• Data shown:
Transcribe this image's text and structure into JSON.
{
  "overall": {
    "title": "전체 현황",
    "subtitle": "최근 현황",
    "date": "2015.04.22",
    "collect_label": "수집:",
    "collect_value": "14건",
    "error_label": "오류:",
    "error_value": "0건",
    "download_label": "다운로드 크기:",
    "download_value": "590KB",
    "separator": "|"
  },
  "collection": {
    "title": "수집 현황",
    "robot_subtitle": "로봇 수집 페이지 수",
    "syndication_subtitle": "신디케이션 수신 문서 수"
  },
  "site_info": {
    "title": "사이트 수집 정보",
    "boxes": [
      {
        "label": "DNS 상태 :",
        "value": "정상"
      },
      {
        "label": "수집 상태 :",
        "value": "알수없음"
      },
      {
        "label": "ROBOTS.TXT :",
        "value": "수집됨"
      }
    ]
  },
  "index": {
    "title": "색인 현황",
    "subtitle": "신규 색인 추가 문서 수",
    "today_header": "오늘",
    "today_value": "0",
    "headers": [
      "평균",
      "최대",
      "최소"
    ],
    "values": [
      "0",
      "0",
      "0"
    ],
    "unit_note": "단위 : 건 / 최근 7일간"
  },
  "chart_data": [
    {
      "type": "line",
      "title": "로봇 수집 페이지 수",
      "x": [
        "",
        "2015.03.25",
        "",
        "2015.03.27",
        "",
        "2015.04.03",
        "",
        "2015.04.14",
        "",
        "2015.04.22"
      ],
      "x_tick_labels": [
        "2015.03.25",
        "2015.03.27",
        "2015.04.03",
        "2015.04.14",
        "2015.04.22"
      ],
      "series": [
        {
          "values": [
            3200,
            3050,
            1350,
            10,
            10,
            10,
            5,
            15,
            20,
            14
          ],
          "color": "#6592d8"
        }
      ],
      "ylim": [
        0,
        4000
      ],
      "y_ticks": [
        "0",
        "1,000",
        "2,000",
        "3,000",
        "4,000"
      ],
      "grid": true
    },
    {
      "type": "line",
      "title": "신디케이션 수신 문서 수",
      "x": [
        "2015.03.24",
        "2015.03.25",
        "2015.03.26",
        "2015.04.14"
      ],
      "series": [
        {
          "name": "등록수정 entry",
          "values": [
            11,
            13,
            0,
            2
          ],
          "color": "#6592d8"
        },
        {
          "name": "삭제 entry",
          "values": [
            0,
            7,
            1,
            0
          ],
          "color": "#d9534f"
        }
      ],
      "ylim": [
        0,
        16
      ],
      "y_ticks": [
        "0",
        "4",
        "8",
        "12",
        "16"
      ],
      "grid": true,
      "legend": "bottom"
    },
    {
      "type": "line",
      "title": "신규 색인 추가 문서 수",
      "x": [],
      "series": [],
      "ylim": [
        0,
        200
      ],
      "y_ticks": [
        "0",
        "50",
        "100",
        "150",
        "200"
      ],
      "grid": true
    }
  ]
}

• Required work: Type out all of the material again, word for word.

• Solution to the problem:
Transcribe this image's text and structure into JSON.
{
  "overall": {
    "title": "전체 현황",
    "subtitle": "최근 현황",
    "date": "2015.04.22",
    "collect_label": "수집:",
    "collect_value": "14건",
    "error_label": "오류:",
    "error_value": "0건",
    "download_label": "다운로드 크기:",
    "download_value": "590KB",
    "separator": "|"
  },
  "collection": {
    "title": "수집 현황",
    "robot_subtitle": "로봇 수집 페이지 수",
    "syndication_subtitle": "신디케이션 수신 문서 수"
  },
  "site_info": {
    "title": "사이트 수집 정보",
    "boxes": [
      {
        "label": "DNS 상태 :",
        "value": "정상"
      },
      {
        "label": "수집 상태 :",
        "value": "알수없음"
      },
      {
        "label": "ROBOTS.TXT :",
        "value": "수집됨"
      }
    ]
  },
  "index": {
    "title": "색인 현황",
    "subtitle": "신규 색인 추가 문서 수",
    "today_header": "오늘",
    "today_value": "0",
    "headers": [
      "평균",
      "최대",
      "최소"
    ],
    "values": [
      "0",
      "0",
      "0"
    ],
    "unit_note": "단위 : 건 / 최근 7일간"
  },
  "chart_data": [
    {
      "type": "line",
      "title": "로봇 수집 페이지 수",
      "x": [
        "",
        "2015.03.25",
        "",
        "2015.03.27",
        "",
        "2015.04.03",
        "",
        "2015.04.14",
        "",
        "2015.04.22"
      ],
      "x_tick_labels": [
        "2015.03.25",
        "2015.03.27",
        "2015.04.03",
        "2015.04.14",
        "2015.04.22"
      ],
      "series": [
        {
          "values": [
            3200,
            3050,
            1350,
            10,
            10,
            10,
            5,
            15,
            20,
            14
          ],
          "color": "#6592d8"
        }
      ],
      "ylim": [
        0,
        4000
      ],
      "y_ticks": [
        "0",
        "1,000",
        "2,000",
        "3,000",
        "4,000"
      ],
      "grid": true
    },
    {
      "type": "line",
      "title": "신디케이션 수신 문서 수",
      "x": [
        "2015.03.24",
        "2015.03.25",
        "2015.03.26",
        "2015.04.14"
      ],
      "series": [
        {
          "name": "등록수정 entry",
          "values": [
            11,
            13,
            0,
            2
          ],
          "color": "#6592d8"
        },
        {
          "name": "삭제 entry",
          "values": [
            0,
            7,
            1,
            0
          ],
          "color": "#d9534f"
        }
      ],
      "ylim": [
        0,
        16
      ],
      "y_ticks": [
        "0",
        "4",
        "8",
        "12",
        "16"
      ],
      "grid": true,
      "legend": "bottom"
    },
    {
      "type": "line",
      "title": "신규 색인 추가 문서 수",
      "x": [],
      "series": [],
      "ylim": [
        0,
        200
      ],
      "y_ticks": [
        "0",
        "50",
        "100",
        "150",
        "200"
      ],
      "grid": true
    }
  ]
}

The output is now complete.